Issu d’une des premières familles à s’établir à Kamouraska, Amable Dionne fréquente l’école pendant un an et demi environ. En 1802, il signe un contrat d’engagement avec un marchand de Rivière-Ouelle, Pierre Casgrain*, dont il devient d’abord le commis, puis l’associé en 1812. Un an après son mariage, Dionne quitte Rivière-Ouelle avec sa femme pour aller s’établir à Kamouraska où il devient marchand pour la société Casgrain et Dionne dans une maison appartenant à son associé. En 1818, la société est dissoute à l’amiable, et Dionne s’installe à son compte.
Les talents et la discipline de Dionne, qui est un homme éminemment autoritaire, ne sont pas les seuls responsables de sa réussite financière. En effet, son commerce est situé au cœur d’une seigneurie en pleine expansion démographique, qui compte vers 1820 quelque 5 000 habitants. Il s’agit, par rapport à 1790, d’une augmentation exceptionnelle d’environ 300 p. cent, favorisée peut-être autant par l’immigration que par l’accroissement naturel. Par ailleurs, selon les observations de l’arpenteur Joseph Bouchette*, six goélettes transportent sur le marché de Québec entre 1815 et 1820 d’appréciables quantités de poisson, de bois, de blé et d’un beurre dont la qualité est renommée dans la capitale. Le volume des échanges avec l’extérieur assure une rentrée nette de numéraire disponible pour l’achat de biens de consommation. Voilà l’origine de la prospérité des notables du commerce, de la médecine et du droit à Kamouraska, qui le disputent en prestige et en pouvoir aux résidents du presbytère.

Objectif a — Relevez, dans les entrées, chaque ligne où figure le mot « elements ».

Entrées fournies —
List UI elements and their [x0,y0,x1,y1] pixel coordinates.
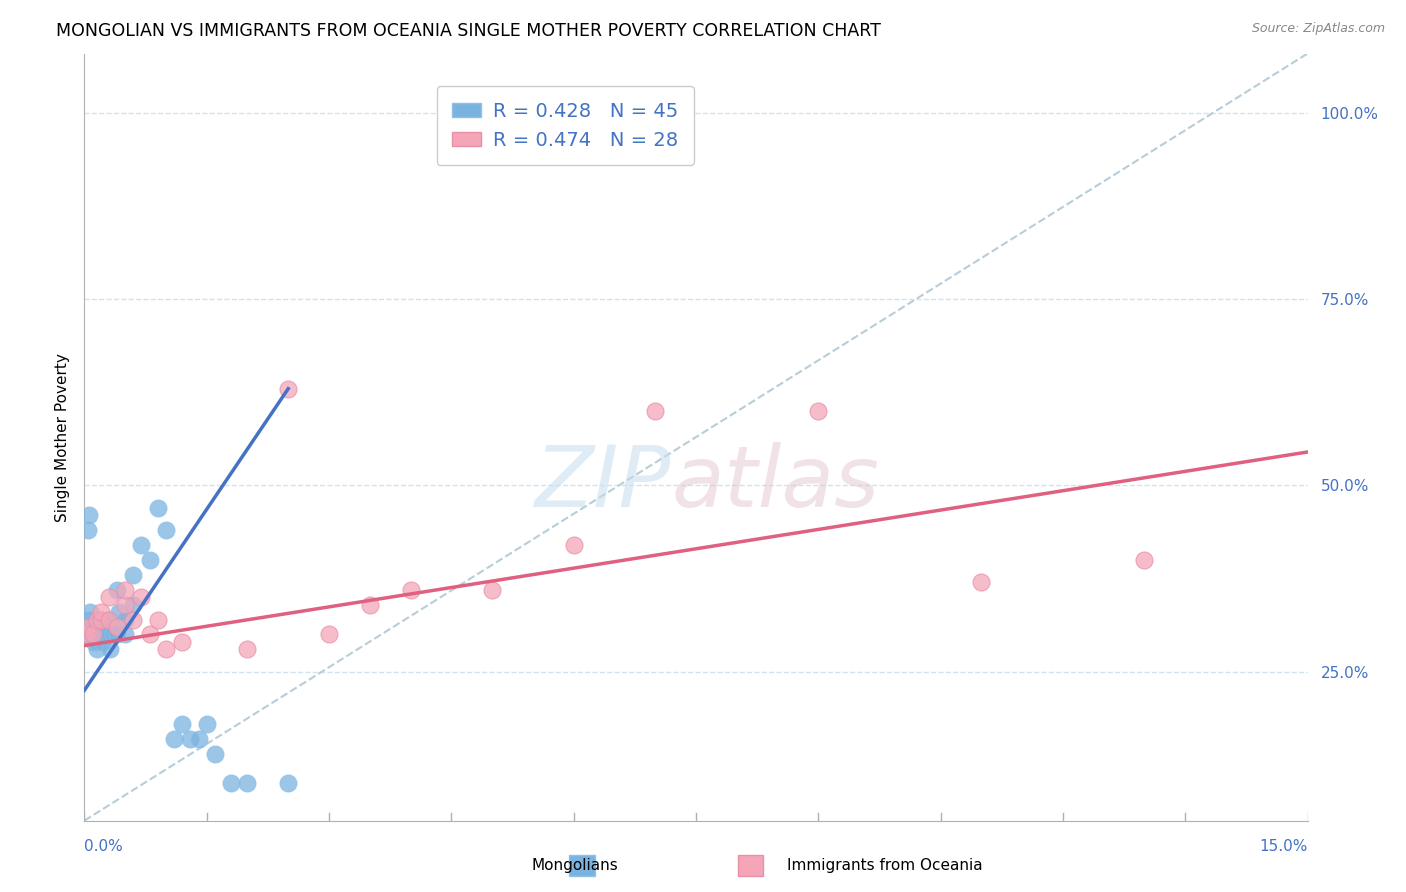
Point [86,642,108,657]
Point [114,582,136,597]
Point [100,642,122,657]
Point [80,627,103,641]
Point [75,620,97,634]
Point [155,642,177,657]
Point [163,731,186,746]
Point [97,591,120,605]
Point [93,627,115,641]
Point [90,613,112,627]
Y-axis label: Single Mother Poverty: Single Mother Poverty [55,352,70,522]
Point [236,642,259,657]
Point [83,635,105,649]
Point [76,627,98,641]
Point [97,613,120,627]
Point [399,582,422,597]
Point [79,605,101,619]
Point [105,627,128,641]
Text: Mongolians: Mongolians [531,858,619,872]
Point [77,508,100,523]
Point [84,620,107,634]
Point [82,627,104,641]
Point [84,620,107,634]
Point [122,567,145,582]
Point [86,613,108,627]
Point [146,613,169,627]
Point [179,731,201,746]
Point [76,627,98,641]
Point [114,627,136,641]
Point [90,605,112,619]
Point [277,382,299,396]
Text: Source: ZipAtlas.com: Source: ZipAtlas.com [1251,22,1385,36]
Point [87,627,110,641]
Point [138,627,160,641]
Point [97,627,120,641]
Text: atlas: atlas [672,442,880,524]
Text: 0.0%: 0.0% [84,839,124,855]
Point [195,716,218,731]
Point [1133,553,1156,567]
Point [131,591,153,605]
Point [481,582,503,597]
Point [77,620,100,634]
Point [105,620,128,634]
Point [219,776,242,790]
Point [122,613,145,627]
Point [90,613,112,627]
Point [359,598,381,612]
Point [91,635,114,649]
Point [318,627,340,641]
Point [122,598,145,612]
Point [277,776,299,790]
Text: ZIP: ZIP [536,442,672,524]
Point [146,500,169,515]
Legend: R = 0.428   N = 45, R = 0.474   N = 28: R = 0.428 N = 45, R = 0.474 N = 28 [437,87,693,165]
Point [114,598,136,612]
Point [82,620,104,634]
Point [138,553,160,567]
Point [87,627,110,641]
Point [172,716,194,731]
Point [187,731,209,746]
Point [562,538,585,552]
Point [76,613,98,627]
Point [114,613,136,627]
Point [105,582,128,597]
Point [77,523,100,537]
Point [131,538,153,552]
Point [94,620,117,634]
Point [86,635,108,649]
Point [90,627,112,641]
Text: MONGOLIAN VS IMMIGRANTS FROM OCEANIA SINGLE MOTHER POVERTY CORRELATION CHART: MONGOLIAN VS IMMIGRANTS FROM OCEANIA SIN… [56,22,882,40]
Point [97,613,120,627]
Point [204,747,226,761]
Point [807,404,830,418]
Point [80,620,103,634]
Point [155,523,177,537]
Point [970,575,993,590]
Point [236,776,259,790]
Point [107,605,129,619]
Text: 15.0%: 15.0% [1260,839,1308,855]
Point [172,635,194,649]
Point [101,627,124,641]
Point [644,404,666,418]
Text: Immigrants from Oceania: Immigrants from Oceania [787,858,983,872]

Objectif b — Selon l'extrait sur Amable Dionne, en quelle année la société Casgrain et Dionne est-elle dissoute ?

Réponse finale a —
List UI elements and their [x0,y0,x1,y1] pixel coordinates.

Réponse finale b — En 1818.